=== Directions ===
Copy all records verbatim.

=== Entries provided ===

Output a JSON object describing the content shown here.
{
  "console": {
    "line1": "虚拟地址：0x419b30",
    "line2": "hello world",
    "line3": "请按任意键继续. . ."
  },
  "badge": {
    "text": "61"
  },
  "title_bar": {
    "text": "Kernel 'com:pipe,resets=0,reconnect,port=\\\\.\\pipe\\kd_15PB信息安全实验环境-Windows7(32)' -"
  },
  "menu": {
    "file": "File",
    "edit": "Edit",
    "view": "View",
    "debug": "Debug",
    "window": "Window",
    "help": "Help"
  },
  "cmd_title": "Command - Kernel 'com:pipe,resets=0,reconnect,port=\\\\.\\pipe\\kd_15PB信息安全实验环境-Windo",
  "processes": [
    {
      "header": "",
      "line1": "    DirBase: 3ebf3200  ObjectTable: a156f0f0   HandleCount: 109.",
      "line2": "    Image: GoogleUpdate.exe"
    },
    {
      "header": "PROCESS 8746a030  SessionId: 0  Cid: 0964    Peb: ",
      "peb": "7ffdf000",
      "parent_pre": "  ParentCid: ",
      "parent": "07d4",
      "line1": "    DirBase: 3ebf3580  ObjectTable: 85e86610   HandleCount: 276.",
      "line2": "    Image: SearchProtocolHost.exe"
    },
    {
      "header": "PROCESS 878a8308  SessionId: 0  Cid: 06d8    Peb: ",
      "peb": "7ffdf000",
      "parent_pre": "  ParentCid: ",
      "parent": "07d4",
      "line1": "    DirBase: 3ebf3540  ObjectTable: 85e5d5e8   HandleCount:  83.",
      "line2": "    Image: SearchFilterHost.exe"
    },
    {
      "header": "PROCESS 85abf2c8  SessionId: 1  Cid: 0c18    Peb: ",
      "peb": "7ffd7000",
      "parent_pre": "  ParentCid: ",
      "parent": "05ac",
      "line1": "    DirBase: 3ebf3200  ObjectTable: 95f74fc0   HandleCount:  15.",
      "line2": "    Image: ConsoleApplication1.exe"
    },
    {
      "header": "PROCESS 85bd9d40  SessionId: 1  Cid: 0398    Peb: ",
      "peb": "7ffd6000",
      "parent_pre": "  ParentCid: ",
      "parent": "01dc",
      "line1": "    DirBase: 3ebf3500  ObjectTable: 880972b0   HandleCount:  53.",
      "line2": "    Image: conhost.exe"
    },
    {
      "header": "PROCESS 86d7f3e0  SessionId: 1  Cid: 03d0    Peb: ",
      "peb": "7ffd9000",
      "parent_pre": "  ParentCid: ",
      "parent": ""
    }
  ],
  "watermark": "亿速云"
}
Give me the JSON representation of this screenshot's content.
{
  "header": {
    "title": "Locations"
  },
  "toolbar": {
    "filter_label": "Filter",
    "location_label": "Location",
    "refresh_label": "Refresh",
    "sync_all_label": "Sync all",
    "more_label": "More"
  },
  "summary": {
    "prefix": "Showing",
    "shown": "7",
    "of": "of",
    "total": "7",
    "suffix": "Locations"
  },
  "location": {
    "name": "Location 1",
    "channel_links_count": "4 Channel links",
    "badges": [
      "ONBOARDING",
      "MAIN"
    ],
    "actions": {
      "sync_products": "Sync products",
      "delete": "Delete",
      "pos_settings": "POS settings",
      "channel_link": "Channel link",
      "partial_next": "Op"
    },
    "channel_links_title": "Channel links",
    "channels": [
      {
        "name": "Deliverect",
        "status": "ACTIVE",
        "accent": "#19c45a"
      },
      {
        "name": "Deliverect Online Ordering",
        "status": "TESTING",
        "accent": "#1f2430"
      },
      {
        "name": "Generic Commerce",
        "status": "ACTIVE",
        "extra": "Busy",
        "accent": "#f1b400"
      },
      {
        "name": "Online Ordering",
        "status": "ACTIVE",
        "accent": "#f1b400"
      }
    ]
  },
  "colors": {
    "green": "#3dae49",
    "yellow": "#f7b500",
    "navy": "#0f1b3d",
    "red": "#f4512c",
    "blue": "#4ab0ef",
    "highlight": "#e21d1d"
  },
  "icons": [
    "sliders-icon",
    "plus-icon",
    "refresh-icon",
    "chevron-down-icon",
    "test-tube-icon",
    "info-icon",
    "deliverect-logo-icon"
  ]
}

=== Response to this exercise ===
Output a JSON object describing the content shown here.
{
  "console": {
    "line1": "虚拟地址：0x419b30",
    "line2": "hello world",
    "line3": "请按任意键继续. . ."
  },
  "badge": {
    "text": "61"
  },
  "title_bar": {
    "text": "Kernel 'com:pipe,resets=0,reconnect,port=\\\\.\\pipe\\kd_15PB信息安全实验环境-Windows7(32)' -"
  },
  "menu": {
    "file": "File",
    "edit": "Edit",
    "view": "View",
    "debug": "Debug",
    "window": "Window",
    "help": "Help"
  },
  "cmd_title": "Command - Kernel 'com:pipe,resets=0,reconnect,port=\\\\.\\pipe\\kd_15PB信息安全实验环境-Windo",
  "processes": [
    {
      "header": "",
      "line1": "    DirBase: 3ebf3200  ObjectTable: a156f0f0   HandleCount: 109.",
      "line2": "    Image: GoogleUpdate.exe"
    },
    {
      "header": "PROCESS 8746a030  SessionId: 0  Cid: 0964    Peb: ",
      "peb": "7ffdf000",
      "parent_pre": "  ParentCid: ",
      "parent": "07d4",
      "line1": "    DirBase: 3ebf3580  ObjectTable: 85e86610   HandleCount: 276.",
      "line2": "    Image: SearchProtocolHost.exe"
    },
    {
      "header": "PROCESS 878a8308  SessionId: 0  Cid: 06d8    Peb: ",
      "peb": "7ffdf000",
      "parent_pre": "  ParentCid: ",
      "parent": "07d4",
      "line1": "    DirBase: 3ebf3540  ObjectTable: 85e5d5e8   HandleCount:  83.",
      "line2": "    Image: SearchFilterHost.exe"
    },
    {
      "header": "PROCESS 85abf2c8  SessionId: 1  Cid: 0c18    Peb: ",
      "peb": "7ffd7000",
      "parent_pre": "  ParentCid: ",
      "parent": "05ac",
      "line1": "    DirBase: 3ebf3200  ObjectTable: 95f74fc0   HandleCount:  15.",
      "line2": "    Image: ConsoleApplication1.exe"
    },
    {
      "header": "PROCESS 85bd9d40  SessionId: 1  Cid: 0398    Peb: ",
      "peb": "7ffd6000",
      "parent_pre": "  ParentCid: ",
      "parent": "01dc",
      "line1": "    DirBase: 3ebf3500  ObjectTable: 880972b0   HandleCount:  53.",
      "line2": "    Image: conhost.exe"
    },
    {
      "header": "PROCESS 86d7f3e0  SessionId: 1  Cid: 03d0    Peb: ",
      "peb": "7ffd9000",
      "parent_pre": "  ParentCid: ",
      "parent": ""
    }
  ],
  "watermark": "亿速云"
}
Give me the JSON representation of this screenshot's content.
{
  "header": {
    "title": "Locations"
  },
  "toolbar": {
    "filter_label": "Filter",
    "location_label": "Location",
    "refresh_label": "Refresh",
    "sync_all_label": "Sync all",
    "more_label": "More"
  },
  "summary": {
    "prefix": "Showing",
    "shown": "7",
    "of": "of",
    "total": "7",
    "suffix": "Locations"
  },
  "location": {
    "name": "Location 1",
    "channel_links_count": "4 Channel links",
    "badges": [
      "ONBOARDING",
      "MAIN"
    ],
    "actions": {
      "sync_products": "Sync products",
      "delete": "Delete",
      "pos_settings": "POS settings",
      "channel_link": "Channel link",
      "partial_next": "Op"
    },
    "channel_links_title": "Channel links",
    "channels": [
      {
        "name": "Deliverect",
        "status": "ACTIVE",
        "accent": "#19c45a"
      },
      {
        "name": "Deliverect Online Ordering",
        "status": "TESTING",
        "accent": "#1f2430"
      },
      {
        "name": "Generic Commerce",
        "status": "ACTIVE",
        "extra": "Busy",
        "accent": "#f1b400"
      },
      {
        "name": "Online Ordering",
        "status": "ACTIVE",
        "accent": "#f1b400"
      }
    ]
  },
  "colors": {
    "green": "#3dae49",
    "yellow": "#f7b500",
    "navy": "#0f1b3d",
    "red": "#f4512c",
    "blue": "#4ab0ef",
    "highlight": "#e21d1d"
  },
  "icons": [
    "sliders-icon",
    "plus-icon",
    "refresh-icon",
    "chevron-down-icon",
    "test-tube-icon",
    "info-icon",
    "deliverect-logo-icon"
  ]
}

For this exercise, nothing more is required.